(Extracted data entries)
::::

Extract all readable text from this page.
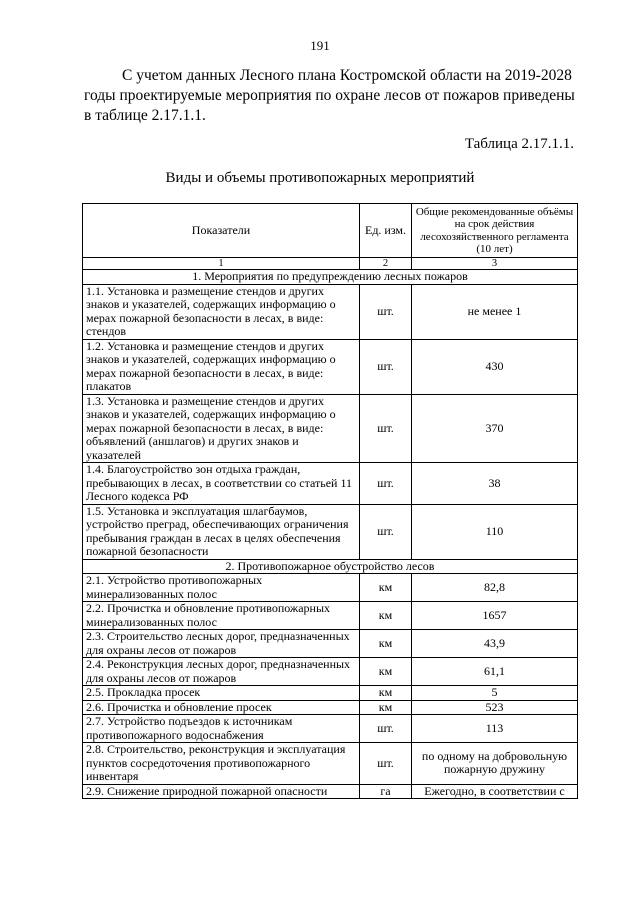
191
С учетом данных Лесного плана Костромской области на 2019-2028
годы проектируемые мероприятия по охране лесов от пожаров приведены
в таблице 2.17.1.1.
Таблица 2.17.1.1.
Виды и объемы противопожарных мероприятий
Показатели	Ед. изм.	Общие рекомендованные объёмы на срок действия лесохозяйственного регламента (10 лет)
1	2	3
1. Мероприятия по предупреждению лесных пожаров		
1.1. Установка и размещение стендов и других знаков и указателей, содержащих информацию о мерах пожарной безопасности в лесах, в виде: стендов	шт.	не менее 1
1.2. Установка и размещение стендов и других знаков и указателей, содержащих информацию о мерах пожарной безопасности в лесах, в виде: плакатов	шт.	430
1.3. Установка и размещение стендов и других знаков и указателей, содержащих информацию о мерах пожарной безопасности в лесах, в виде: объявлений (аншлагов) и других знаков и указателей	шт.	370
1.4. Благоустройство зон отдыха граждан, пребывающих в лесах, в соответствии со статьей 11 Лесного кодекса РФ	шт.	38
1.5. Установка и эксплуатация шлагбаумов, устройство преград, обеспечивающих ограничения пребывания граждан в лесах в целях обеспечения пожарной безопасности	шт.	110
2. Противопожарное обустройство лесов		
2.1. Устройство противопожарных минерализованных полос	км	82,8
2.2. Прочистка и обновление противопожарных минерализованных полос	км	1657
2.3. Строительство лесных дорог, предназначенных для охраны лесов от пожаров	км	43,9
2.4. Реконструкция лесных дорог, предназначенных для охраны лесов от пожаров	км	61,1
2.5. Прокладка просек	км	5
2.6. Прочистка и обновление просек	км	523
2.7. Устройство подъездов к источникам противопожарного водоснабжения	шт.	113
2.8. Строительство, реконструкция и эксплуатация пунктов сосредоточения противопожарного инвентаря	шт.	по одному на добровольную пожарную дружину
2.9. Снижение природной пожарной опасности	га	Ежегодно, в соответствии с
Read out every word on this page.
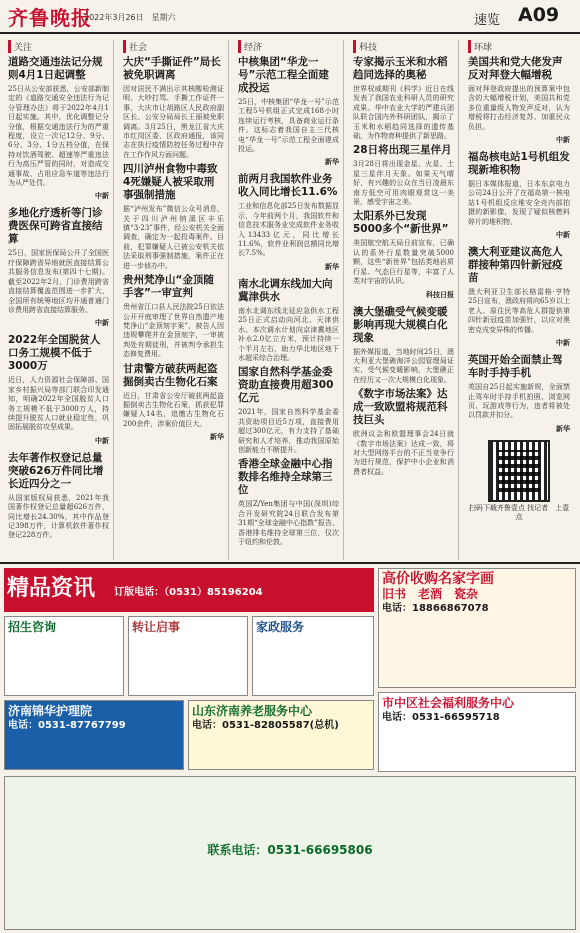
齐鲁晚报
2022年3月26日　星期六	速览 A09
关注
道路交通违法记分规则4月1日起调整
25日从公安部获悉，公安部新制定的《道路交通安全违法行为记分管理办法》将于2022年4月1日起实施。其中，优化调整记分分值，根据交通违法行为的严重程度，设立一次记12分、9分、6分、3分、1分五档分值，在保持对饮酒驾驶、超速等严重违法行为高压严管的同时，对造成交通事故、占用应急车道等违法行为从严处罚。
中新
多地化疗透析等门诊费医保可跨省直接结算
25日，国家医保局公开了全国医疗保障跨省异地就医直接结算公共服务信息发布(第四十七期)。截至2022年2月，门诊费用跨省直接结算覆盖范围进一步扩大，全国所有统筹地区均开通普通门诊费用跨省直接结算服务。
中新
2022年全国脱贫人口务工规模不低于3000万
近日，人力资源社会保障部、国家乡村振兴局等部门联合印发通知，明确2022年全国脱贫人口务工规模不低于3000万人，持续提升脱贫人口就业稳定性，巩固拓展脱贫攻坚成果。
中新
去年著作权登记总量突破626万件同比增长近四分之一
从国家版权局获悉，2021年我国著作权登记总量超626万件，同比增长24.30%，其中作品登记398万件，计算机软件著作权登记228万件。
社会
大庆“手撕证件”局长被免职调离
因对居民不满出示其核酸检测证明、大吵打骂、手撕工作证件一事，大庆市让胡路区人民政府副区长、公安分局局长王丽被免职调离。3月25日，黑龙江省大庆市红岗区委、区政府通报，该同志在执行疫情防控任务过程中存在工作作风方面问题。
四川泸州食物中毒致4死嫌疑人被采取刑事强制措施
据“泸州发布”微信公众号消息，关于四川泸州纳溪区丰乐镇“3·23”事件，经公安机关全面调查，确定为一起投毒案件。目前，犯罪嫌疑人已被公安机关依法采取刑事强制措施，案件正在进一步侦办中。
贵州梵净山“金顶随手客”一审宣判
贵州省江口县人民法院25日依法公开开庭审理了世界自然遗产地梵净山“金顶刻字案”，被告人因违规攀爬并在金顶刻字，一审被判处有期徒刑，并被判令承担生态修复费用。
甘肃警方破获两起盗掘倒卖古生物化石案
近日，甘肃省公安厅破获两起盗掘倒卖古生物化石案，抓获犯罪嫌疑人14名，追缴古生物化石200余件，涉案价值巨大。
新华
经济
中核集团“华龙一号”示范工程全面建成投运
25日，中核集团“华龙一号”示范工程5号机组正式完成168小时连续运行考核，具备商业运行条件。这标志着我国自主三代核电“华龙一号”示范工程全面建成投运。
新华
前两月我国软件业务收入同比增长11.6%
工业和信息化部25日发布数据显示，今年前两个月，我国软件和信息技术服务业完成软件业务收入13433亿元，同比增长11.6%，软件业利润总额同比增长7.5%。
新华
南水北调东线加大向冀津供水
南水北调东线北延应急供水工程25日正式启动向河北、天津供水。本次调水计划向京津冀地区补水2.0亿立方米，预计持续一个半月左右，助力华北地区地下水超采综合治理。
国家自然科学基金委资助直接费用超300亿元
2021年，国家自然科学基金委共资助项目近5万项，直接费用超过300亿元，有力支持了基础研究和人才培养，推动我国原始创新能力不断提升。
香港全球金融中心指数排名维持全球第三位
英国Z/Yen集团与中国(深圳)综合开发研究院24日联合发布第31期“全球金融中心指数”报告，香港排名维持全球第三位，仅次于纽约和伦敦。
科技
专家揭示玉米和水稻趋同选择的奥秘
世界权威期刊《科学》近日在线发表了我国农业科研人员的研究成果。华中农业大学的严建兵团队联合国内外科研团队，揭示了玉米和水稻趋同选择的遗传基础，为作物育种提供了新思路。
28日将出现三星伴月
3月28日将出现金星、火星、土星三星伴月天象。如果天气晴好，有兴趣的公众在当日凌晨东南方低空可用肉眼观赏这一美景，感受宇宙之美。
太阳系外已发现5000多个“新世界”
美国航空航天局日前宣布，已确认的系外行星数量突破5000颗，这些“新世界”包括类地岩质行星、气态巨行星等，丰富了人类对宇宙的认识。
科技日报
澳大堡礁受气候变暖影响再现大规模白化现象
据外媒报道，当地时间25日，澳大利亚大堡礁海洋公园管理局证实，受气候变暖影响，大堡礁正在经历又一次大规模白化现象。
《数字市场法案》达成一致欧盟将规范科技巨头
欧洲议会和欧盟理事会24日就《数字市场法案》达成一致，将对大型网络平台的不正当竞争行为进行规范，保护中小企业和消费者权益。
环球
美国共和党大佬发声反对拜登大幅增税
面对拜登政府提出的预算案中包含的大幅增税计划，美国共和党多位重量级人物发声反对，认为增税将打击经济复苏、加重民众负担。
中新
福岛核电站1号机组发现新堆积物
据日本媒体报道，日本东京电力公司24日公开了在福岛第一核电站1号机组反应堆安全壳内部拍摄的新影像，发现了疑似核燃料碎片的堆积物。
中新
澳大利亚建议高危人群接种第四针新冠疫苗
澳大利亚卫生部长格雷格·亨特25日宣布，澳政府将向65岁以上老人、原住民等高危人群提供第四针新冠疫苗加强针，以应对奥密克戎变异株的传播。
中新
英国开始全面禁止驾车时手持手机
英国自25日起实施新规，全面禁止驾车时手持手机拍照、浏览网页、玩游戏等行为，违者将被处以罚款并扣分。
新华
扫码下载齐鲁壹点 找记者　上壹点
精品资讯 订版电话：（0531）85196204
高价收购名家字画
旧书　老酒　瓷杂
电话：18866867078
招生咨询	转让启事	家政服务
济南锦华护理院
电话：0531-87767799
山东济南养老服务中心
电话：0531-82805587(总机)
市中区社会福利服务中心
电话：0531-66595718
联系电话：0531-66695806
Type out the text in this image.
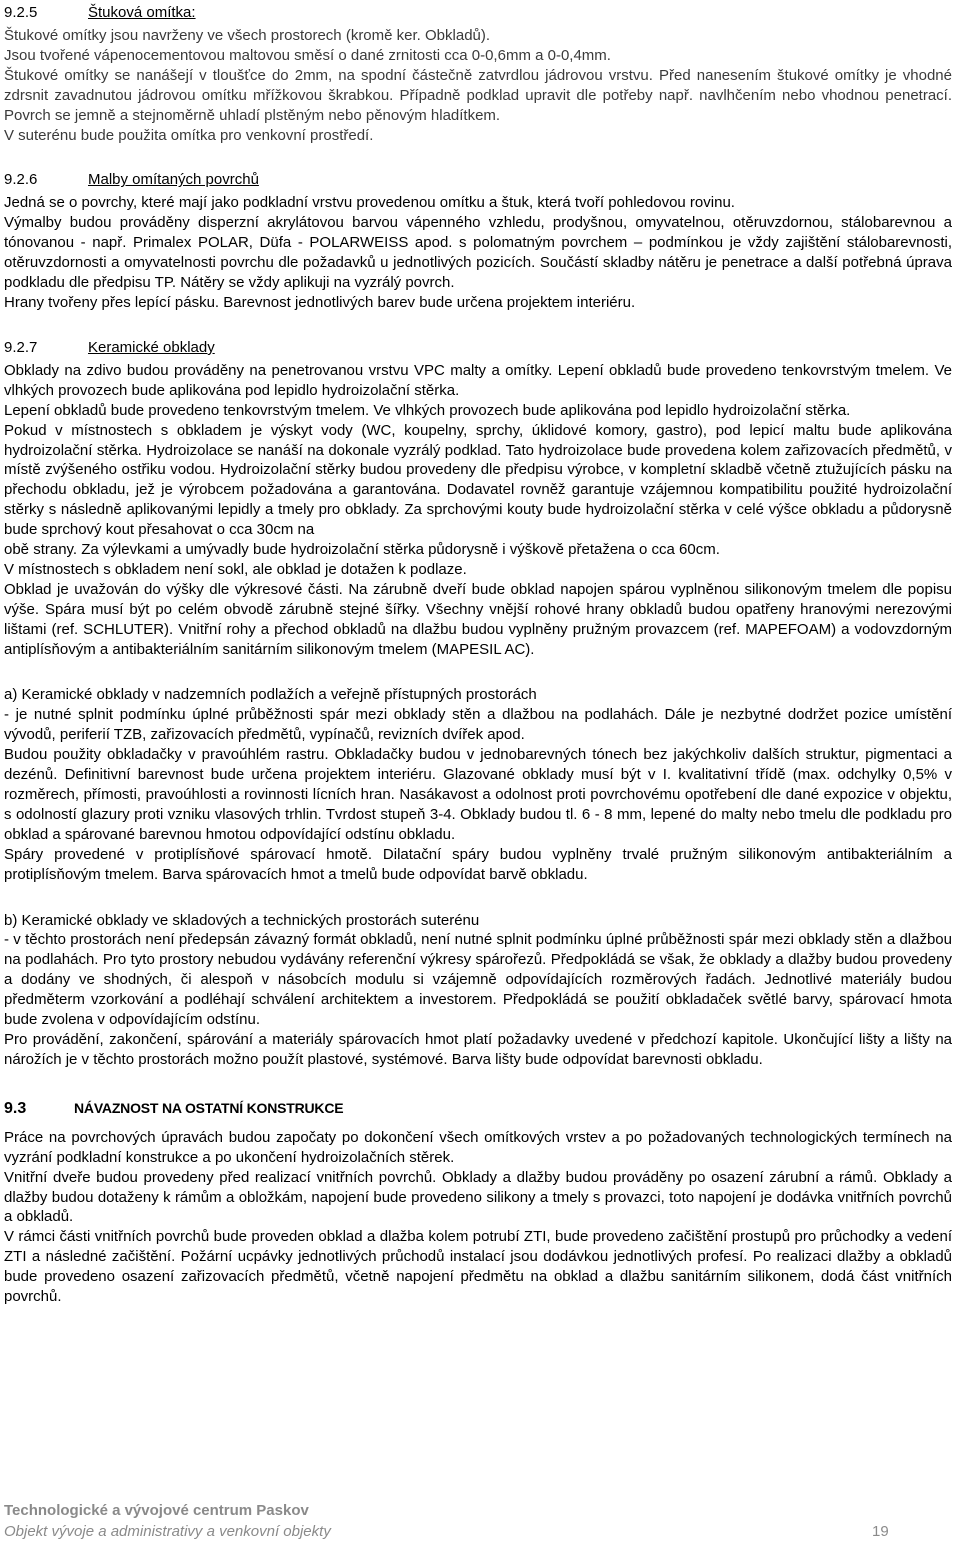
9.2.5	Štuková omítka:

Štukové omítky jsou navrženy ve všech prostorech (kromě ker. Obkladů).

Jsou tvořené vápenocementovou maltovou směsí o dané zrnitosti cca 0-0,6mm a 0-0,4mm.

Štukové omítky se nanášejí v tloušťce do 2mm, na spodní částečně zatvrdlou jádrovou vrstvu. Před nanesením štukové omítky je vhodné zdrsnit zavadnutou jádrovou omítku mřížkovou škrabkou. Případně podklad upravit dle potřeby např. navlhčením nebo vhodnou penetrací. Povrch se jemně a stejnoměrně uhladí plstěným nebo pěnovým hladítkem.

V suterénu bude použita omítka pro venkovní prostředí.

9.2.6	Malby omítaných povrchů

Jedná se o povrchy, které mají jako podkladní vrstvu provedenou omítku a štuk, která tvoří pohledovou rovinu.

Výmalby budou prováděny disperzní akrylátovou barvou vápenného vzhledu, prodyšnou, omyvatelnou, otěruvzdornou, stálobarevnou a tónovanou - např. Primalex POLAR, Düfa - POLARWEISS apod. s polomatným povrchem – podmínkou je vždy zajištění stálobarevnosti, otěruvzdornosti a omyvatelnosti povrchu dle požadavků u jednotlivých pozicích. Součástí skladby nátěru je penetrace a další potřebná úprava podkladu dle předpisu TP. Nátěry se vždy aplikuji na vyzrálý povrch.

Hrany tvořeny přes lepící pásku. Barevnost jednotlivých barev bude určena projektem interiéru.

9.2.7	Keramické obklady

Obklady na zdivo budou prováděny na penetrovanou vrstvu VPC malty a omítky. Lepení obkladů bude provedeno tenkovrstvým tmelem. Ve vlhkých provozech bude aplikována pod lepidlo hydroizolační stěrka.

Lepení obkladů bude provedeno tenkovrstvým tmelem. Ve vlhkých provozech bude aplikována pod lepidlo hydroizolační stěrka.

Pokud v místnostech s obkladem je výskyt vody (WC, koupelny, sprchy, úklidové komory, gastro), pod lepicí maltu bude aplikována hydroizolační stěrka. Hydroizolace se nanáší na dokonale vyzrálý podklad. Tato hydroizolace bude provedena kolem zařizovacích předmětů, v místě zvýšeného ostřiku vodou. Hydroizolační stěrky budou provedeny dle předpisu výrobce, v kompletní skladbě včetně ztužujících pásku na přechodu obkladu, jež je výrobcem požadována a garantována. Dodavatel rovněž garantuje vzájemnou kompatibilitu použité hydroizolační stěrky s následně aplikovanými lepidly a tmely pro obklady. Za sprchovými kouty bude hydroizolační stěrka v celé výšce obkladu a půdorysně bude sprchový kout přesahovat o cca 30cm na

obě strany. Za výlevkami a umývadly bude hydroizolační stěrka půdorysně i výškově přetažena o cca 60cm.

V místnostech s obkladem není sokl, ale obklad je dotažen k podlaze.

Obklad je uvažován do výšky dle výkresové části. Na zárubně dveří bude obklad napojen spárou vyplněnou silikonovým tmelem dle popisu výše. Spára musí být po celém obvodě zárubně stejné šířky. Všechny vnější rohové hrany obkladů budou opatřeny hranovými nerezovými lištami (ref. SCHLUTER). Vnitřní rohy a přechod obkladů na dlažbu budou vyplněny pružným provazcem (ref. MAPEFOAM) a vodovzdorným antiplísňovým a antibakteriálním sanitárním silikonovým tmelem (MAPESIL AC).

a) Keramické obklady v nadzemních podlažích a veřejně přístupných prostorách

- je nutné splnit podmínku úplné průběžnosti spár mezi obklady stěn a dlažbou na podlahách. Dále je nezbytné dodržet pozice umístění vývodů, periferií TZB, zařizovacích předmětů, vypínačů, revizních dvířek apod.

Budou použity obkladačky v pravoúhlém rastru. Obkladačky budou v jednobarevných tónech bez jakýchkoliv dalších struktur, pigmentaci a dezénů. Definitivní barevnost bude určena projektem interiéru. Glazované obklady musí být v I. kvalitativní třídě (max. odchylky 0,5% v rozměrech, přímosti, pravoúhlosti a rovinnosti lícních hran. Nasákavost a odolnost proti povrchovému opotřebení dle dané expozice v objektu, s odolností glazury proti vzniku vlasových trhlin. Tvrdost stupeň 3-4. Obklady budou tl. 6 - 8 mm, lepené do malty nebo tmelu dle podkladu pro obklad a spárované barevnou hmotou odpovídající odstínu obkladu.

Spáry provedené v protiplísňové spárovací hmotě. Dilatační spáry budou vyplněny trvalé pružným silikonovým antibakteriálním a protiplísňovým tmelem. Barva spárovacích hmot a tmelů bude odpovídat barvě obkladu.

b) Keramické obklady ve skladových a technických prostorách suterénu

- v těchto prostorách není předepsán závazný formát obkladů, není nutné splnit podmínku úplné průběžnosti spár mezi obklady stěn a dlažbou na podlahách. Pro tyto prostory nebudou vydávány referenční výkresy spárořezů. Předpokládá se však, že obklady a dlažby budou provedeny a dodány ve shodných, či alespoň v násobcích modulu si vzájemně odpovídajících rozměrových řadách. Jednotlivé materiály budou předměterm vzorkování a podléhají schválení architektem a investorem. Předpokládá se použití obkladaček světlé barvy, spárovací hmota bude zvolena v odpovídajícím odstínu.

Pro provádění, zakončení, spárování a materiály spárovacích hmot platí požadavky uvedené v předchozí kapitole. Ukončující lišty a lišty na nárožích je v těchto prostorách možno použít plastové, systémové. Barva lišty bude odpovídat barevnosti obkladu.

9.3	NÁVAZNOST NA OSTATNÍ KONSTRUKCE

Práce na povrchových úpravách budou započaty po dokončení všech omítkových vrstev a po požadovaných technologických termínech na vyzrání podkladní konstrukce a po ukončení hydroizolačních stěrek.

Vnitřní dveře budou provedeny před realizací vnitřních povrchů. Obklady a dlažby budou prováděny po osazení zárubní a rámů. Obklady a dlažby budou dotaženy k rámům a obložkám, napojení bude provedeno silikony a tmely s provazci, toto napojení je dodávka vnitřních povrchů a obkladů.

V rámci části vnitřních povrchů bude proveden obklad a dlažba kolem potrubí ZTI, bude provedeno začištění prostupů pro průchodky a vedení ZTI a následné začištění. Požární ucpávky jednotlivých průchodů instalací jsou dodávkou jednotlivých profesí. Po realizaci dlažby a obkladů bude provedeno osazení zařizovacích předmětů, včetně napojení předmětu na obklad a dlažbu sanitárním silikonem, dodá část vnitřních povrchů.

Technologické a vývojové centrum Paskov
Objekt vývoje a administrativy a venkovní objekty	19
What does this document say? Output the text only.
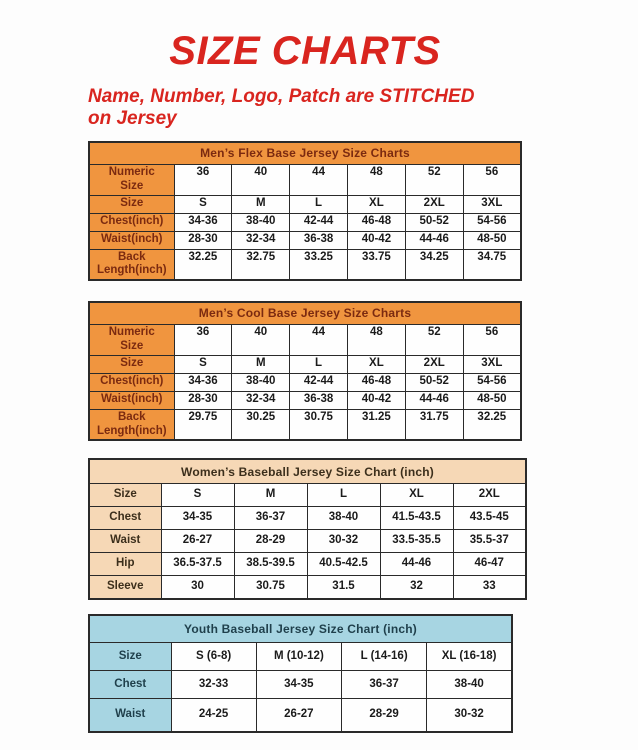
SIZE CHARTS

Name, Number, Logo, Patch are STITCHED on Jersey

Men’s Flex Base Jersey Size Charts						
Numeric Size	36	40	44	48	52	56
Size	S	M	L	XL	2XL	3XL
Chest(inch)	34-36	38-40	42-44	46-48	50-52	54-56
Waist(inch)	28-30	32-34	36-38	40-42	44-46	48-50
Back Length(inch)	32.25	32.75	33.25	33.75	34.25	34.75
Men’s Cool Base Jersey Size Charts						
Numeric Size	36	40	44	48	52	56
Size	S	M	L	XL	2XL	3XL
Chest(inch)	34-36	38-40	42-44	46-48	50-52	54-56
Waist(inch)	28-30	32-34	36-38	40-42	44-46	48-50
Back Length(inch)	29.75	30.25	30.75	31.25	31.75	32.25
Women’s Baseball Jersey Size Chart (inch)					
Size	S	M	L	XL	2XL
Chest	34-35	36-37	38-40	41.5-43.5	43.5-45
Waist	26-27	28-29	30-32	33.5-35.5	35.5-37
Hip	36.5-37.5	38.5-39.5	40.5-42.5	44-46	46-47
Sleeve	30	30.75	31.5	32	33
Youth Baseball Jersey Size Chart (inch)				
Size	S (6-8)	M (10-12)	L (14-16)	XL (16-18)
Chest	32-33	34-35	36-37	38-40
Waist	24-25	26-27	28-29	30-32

::::

■ Exercise requirements
Answer with one number: how many lines of the entries above include the word "this".

■ Finished answer
4